BOSTON — Boston Bruins coach Claude Julien was fired Tuesday morning after 10 years on the job.

Julien, 56, had been the NHL’s longest-tenured coach and is the Bruins’ all-time leader in coaching victories with 419. He guided the team to a Stanley Cup championship in 2011, the Bruins’ first title in 39 years.

“I want to thank Claude for his service to the Boston Bruins, and wish him and his family the best in the future,” Bruins owner Jeremy Jacobs said in a statement. “I am confident in the direction and vision that (general manager) Don (Sweeney) has for our team, and look forward to seeing the results on the ice.”

Bruce Cassidy will replace Julien as the team’s interim coach.

This season, Boston (26-23-6, 58 points) is fourth in the Atlantic Division standings and ninth in the Eastern Conference. The Bruins have missed the playoffs in each of the last two seasons.

“These decisions are not easy, and Don has my full support,” Bruins president Cam Neely added. “I believe that we have a better team than our results to date show. I also recognize that there are areas that we as a group need to improve upon.

## TASK ITEM
Reproduce the portion of the article on Claude Julien's firing between "Bruce Cassidy will" and "last two seasons.", inclusive.

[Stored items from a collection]
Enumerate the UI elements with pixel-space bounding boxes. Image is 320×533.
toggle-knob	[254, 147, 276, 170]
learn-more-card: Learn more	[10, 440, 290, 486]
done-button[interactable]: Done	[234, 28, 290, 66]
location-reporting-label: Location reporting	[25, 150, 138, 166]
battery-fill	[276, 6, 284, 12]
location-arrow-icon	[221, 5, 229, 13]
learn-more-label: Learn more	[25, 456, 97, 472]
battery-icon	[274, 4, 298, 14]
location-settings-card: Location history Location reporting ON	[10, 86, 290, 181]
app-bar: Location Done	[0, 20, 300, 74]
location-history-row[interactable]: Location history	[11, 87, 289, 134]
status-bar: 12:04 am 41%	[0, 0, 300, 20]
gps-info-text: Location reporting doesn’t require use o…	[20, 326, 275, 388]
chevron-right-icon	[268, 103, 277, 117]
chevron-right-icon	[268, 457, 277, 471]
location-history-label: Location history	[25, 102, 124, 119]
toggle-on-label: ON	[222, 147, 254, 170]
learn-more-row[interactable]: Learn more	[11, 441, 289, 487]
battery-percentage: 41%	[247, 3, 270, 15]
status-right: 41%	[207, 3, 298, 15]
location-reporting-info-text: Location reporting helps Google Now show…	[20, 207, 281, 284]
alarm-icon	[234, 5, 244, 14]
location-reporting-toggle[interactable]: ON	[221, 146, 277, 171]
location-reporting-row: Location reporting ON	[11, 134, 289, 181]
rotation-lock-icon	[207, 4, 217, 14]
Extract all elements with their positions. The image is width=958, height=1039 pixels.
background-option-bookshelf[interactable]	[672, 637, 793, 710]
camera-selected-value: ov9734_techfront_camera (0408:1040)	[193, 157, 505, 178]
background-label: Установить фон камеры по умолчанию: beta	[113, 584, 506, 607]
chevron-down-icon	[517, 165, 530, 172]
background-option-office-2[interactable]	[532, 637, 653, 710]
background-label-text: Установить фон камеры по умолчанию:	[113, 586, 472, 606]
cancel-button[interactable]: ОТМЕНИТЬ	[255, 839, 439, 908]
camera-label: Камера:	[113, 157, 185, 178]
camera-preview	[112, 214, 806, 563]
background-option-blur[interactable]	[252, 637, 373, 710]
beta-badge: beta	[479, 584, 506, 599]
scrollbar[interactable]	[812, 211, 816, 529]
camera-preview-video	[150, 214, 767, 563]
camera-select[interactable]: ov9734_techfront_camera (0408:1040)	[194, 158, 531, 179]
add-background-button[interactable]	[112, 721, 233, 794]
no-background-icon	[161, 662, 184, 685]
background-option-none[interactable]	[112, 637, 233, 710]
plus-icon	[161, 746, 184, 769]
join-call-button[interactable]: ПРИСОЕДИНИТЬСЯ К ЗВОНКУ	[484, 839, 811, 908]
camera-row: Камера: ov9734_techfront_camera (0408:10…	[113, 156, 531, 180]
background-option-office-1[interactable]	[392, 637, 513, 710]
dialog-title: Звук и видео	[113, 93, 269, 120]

## YOUR RESPONSE
Bruce Cassidy will replace Julien as the team’s interim coach.

This season, Boston (26-23-6, 58 points) is fourth in the Atlantic Division standings and ninth in the Eastern Conference. The Bruins have missed the playoffs in each of the last two seasons.